Instructions to follow: Word for word, quote all of the material, omitting the pictures.

Records for this task:
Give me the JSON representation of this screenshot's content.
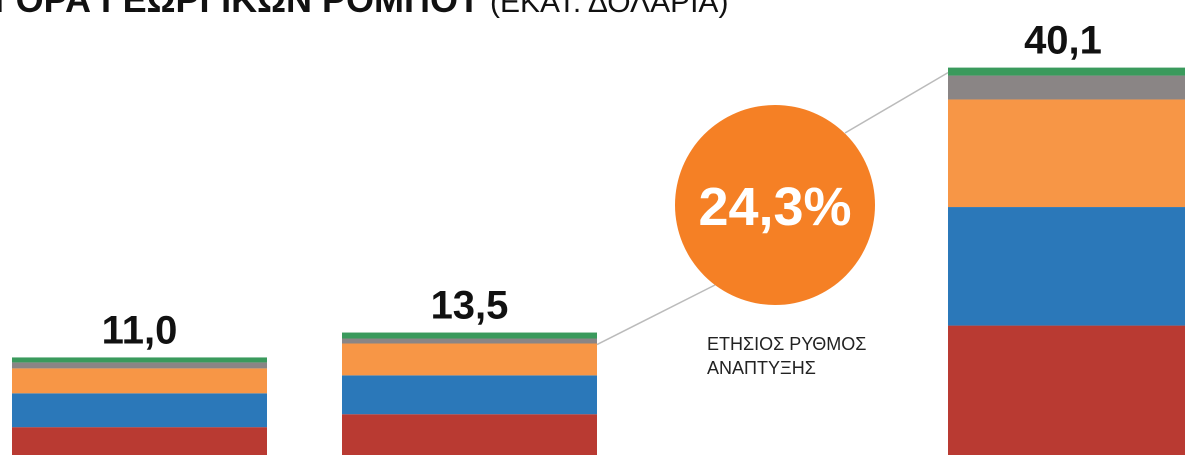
{
  "chart_data": {
    "type": "stacked_bar",
    "title": "ΑΓΟΡΑ ΓΕΩΡΓΙΚΩΝ ΡΟΜΠΟΤ",
    "subtitle": "(ΕΚΑΤ. ΔΟΛΑΡΙΑ)",
    "categories": [
      null,
      null,
      null
    ],
    "series": [
      {
        "color": "#b93a32",
        "values": [
          4.0,
          5.3,
          14.2
        ]
      },
      {
        "color": "#2b78b9",
        "values": [
          3.4,
          3.9,
          11.9
        ]
      },
      {
        "color": "#f79646",
        "values": [
          2.5,
          3.2,
          10.8
        ]
      },
      {
        "color": "#8a8585",
        "values": [
          0.6,
          0.5,
          2.4
        ]
      },
      {
        "color": "#3a9a5c",
        "values": [
          0.5,
          0.6,
          0.8
        ]
      }
    ],
    "totals": [
      11.0,
      13.5,
      40.1
    ],
    "totals_labels": [
      "11,0",
      "13,5",
      "40,1"
    ],
    "ylim": [
      0,
      45
    ],
    "growth": {
      "label": "24,3%",
      "caption": [
        "ΕΤΗΣΙΟΣ ΡΥΘΜΟΣ",
        "ΑΝΑΠΤΥΞΗΣ"
      ],
      "color": "#f58025"
    }
  }
}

Right answer:
Give me the JSON representation of this screenshot's content.
{
  "chart_data": {
    "type": "stacked_bar",
    "title": "ΑΓΟΡΑ ΓΕΩΡΓΙΚΩΝ ΡΟΜΠΟΤ",
    "subtitle": "(ΕΚΑΤ. ΔΟΛΑΡΙΑ)",
    "categories": [
      null,
      null,
      null
    ],
    "series": [
      {
        "color": "#b93a32",
        "values": [
          4.0,
          5.3,
          14.2
        ]
      },
      {
        "color": "#2b78b9",
        "values": [
          3.4,
          3.9,
          11.9
        ]
      },
      {
        "color": "#f79646",
        "values": [
          2.5,
          3.2,
          10.8
        ]
      },
      {
        "color": "#8a8585",
        "values": [
          0.6,
          0.5,
          2.4
        ]
      },
      {
        "color": "#3a9a5c",
        "values": [
          0.5,
          0.6,
          0.8
        ]
      }
    ],
    "totals": [
      11.0,
      13.5,
      40.1
    ],
    "totals_labels": [
      "11,0",
      "13,5",
      "40,1"
    ],
    "ylim": [
      0,
      45
    ],
    "growth": {
      "label": "24,3%",
      "caption": [
        "ΕΤΗΣΙΟΣ ΡΥΘΜΟΣ",
        "ΑΝΑΠΤΥΞΗΣ"
      ],
      "color": "#f58025"
    }
  }
}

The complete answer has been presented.